• Record set:
● ● ● ● ● ● ●

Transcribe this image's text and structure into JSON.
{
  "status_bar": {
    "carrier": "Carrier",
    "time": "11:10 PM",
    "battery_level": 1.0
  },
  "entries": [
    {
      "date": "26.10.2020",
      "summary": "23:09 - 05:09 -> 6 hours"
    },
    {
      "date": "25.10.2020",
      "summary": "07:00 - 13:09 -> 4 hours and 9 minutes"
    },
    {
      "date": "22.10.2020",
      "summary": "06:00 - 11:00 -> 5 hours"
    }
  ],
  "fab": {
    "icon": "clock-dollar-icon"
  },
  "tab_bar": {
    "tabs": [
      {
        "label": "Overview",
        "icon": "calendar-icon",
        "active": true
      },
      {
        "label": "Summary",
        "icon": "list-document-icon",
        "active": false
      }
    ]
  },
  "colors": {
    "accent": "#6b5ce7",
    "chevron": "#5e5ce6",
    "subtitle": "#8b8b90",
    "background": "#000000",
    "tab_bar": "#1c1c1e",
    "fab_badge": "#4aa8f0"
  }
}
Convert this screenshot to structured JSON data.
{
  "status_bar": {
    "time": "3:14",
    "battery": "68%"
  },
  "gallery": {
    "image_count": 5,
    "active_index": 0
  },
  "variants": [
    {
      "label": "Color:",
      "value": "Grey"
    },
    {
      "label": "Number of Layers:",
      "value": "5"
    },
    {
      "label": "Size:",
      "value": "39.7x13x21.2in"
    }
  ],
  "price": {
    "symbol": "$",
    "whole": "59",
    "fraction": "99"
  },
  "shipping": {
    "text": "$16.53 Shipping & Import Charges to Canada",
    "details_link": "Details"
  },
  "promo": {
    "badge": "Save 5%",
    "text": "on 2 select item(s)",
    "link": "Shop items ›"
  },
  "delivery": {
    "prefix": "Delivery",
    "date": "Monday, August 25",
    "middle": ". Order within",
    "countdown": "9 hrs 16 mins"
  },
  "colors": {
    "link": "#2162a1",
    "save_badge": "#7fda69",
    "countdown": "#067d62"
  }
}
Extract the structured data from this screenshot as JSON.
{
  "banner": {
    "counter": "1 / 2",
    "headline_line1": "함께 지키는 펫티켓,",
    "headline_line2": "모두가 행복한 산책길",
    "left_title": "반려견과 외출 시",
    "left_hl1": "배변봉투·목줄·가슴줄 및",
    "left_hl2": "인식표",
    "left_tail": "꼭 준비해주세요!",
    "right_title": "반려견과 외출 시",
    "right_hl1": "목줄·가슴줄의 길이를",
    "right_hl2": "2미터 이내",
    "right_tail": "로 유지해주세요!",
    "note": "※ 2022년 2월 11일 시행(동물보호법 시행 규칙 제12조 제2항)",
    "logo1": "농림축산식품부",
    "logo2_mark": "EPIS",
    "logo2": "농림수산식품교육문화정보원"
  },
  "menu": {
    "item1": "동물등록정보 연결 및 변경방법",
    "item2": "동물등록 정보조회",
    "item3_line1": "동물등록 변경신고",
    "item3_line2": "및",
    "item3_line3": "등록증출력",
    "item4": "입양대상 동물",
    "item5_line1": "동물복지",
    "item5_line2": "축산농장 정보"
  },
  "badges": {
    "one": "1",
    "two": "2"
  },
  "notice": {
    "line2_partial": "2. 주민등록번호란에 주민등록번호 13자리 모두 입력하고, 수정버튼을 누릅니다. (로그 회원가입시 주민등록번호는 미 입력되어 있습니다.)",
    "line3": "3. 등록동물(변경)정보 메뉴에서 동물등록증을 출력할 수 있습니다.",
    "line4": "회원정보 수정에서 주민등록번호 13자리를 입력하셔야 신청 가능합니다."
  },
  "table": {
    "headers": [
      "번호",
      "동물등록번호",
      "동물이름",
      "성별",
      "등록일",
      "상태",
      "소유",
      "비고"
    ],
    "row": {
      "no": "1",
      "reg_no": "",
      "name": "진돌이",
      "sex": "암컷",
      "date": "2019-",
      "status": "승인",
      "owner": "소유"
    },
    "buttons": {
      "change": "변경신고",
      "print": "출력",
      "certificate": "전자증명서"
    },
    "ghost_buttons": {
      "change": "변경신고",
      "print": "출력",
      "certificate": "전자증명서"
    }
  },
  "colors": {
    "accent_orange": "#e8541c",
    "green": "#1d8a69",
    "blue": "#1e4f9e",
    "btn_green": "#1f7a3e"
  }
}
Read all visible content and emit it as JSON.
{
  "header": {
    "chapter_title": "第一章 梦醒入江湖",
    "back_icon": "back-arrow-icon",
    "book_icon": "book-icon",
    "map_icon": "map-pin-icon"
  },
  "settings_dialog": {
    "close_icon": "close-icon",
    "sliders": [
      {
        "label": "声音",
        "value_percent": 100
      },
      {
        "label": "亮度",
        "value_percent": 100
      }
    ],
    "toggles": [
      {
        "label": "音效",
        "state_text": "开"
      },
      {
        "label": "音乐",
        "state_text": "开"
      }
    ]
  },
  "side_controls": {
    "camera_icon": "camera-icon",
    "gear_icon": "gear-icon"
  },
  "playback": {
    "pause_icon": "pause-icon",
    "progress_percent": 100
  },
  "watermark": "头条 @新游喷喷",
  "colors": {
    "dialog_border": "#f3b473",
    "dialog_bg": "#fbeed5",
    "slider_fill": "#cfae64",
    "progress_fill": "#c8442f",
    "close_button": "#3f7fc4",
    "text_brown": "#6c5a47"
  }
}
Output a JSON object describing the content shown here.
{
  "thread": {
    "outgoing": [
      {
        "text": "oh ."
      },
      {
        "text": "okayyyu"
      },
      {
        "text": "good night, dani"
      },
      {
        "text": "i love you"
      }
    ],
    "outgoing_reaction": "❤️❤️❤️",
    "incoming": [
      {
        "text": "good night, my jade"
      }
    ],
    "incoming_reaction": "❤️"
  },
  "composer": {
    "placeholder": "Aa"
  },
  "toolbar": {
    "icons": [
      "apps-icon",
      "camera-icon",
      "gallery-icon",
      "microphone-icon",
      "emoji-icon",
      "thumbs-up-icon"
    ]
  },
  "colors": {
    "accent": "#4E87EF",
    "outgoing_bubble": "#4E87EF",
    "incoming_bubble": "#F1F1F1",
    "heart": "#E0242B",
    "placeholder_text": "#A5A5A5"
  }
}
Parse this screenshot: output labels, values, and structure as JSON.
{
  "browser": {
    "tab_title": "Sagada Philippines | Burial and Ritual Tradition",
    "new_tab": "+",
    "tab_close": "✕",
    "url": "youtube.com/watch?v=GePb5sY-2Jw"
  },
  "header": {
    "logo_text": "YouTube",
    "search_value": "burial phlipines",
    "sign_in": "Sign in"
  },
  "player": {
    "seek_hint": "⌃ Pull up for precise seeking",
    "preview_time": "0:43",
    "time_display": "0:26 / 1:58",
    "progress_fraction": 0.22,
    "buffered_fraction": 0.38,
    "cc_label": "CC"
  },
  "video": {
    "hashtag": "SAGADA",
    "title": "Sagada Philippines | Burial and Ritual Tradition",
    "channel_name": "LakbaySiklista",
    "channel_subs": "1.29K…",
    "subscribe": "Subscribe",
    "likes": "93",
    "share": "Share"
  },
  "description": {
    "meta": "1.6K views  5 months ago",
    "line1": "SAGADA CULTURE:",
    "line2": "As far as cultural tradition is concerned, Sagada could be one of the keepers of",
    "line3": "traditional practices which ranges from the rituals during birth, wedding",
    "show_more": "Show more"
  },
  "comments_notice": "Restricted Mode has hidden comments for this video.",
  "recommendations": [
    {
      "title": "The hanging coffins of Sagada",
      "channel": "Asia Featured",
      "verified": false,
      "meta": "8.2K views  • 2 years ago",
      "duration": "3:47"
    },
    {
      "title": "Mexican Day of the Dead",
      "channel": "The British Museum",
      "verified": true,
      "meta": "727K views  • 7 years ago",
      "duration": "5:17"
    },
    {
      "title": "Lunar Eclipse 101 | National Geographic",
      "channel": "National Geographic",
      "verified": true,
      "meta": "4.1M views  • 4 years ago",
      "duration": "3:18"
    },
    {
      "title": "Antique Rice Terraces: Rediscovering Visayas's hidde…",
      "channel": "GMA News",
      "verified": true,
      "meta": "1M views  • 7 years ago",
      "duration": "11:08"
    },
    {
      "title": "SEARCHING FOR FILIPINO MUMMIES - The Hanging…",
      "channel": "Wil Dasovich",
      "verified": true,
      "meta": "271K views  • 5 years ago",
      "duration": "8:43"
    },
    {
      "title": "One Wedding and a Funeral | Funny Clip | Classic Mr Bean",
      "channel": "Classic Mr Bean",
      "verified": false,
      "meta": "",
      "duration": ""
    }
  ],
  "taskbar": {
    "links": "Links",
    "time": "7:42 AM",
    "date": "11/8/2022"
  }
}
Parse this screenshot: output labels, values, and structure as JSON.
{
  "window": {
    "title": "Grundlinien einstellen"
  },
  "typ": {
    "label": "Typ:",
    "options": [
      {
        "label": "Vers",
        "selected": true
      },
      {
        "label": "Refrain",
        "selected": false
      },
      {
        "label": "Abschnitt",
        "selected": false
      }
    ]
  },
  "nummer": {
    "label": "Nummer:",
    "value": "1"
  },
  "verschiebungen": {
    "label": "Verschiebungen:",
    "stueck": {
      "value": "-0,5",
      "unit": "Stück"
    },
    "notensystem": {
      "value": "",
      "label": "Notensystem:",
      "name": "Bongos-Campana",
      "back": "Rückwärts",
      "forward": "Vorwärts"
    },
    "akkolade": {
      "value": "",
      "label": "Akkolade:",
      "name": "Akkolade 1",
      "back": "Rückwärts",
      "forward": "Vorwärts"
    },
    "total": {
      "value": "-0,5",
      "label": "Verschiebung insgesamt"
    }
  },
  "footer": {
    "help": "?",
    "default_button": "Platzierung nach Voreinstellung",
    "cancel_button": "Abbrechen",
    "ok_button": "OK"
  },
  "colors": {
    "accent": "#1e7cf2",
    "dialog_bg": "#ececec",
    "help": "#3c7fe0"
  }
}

● ● ● ● ● ● ●

• Task prompt:
Look through the records and gather each line with the word "content".

• Expected answer:
Read all visible content and emit it as JSON.
Output a JSON object describing the content shown here.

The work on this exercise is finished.